- **Exercise**: Give back the records below exactly, every one, with no pictures.

- **Material for the task**:
· · · · ·

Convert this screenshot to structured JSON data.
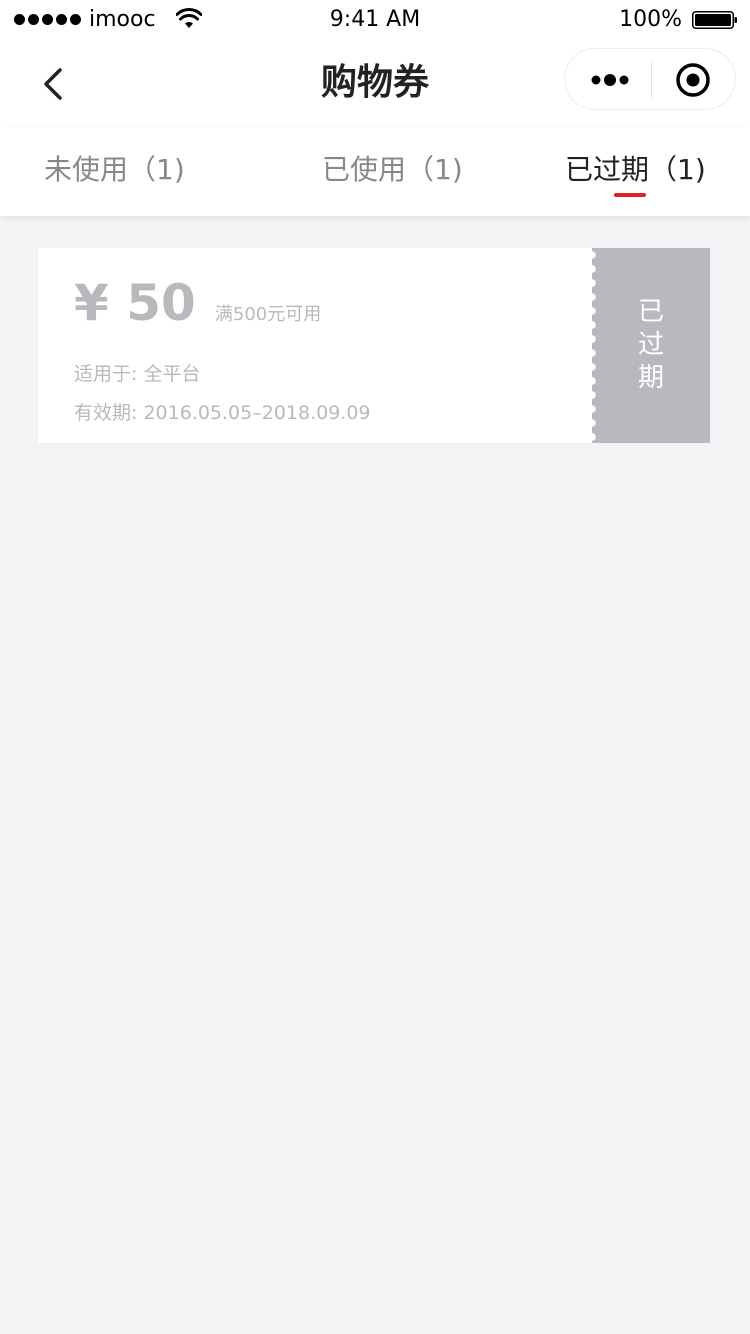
{
  "status_bar": {
    "carrier": "imooc",
    "time": "9:41 AM",
    "battery": "100%"
  },
  "nav": {
    "title": "购物券"
  },
  "tabs": [
    {
      "label": "未使用（1)",
      "active": false
    },
    {
      "label": "已使用（1)",
      "active": false
    },
    {
      "label": "已过期（1)",
      "active": true
    }
  ],
  "coupon": {
    "amount": "¥ 50",
    "condition": "满500元可用",
    "scope": "适用于: 全平台",
    "validity": "有效期:  2016.05.05–2018.09.09",
    "status": "已过期"
  },
  "colors": {
    "accent": "#e02020",
    "stub_gray": "#b8b9be",
    "background": "#f2f3f5"
  },
  "icons": [
    "signal-dots-icon",
    "wifi-icon",
    "battery-icon",
    "back-chevron-icon",
    "more-dots-icon",
    "close-target-icon"
  ]
}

· · · · ·

- **Complete response**:
Convert this screenshot to structured JSON data.
{
  "status_bar": {
    "carrier": "imooc",
    "time": "9:41 AM",
    "battery": "100%"
  },
  "nav": {
    "title": "购物券"
  },
  "tabs": [
    {
      "label": "未使用（1)",
      "active": false
    },
    {
      "label": "已使用（1)",
      "active": false
    },
    {
      "label": "已过期（1)",
      "active": true
    }
  ],
  "coupon": {
    "amount": "¥ 50",
    "condition": "满500元可用",
    "scope": "适用于: 全平台",
    "validity": "有效期:  2016.05.05–2018.09.09",
    "status": "已过期"
  },
  "colors": {
    "accent": "#e02020",
    "stub_gray": "#b8b9be",
    "background": "#f2f3f5"
  },
  "icons": [
    "signal-dots-icon",
    "wifi-icon",
    "battery-icon",
    "back-chevron-icon",
    "more-dots-icon",
    "close-target-icon"
  ]
}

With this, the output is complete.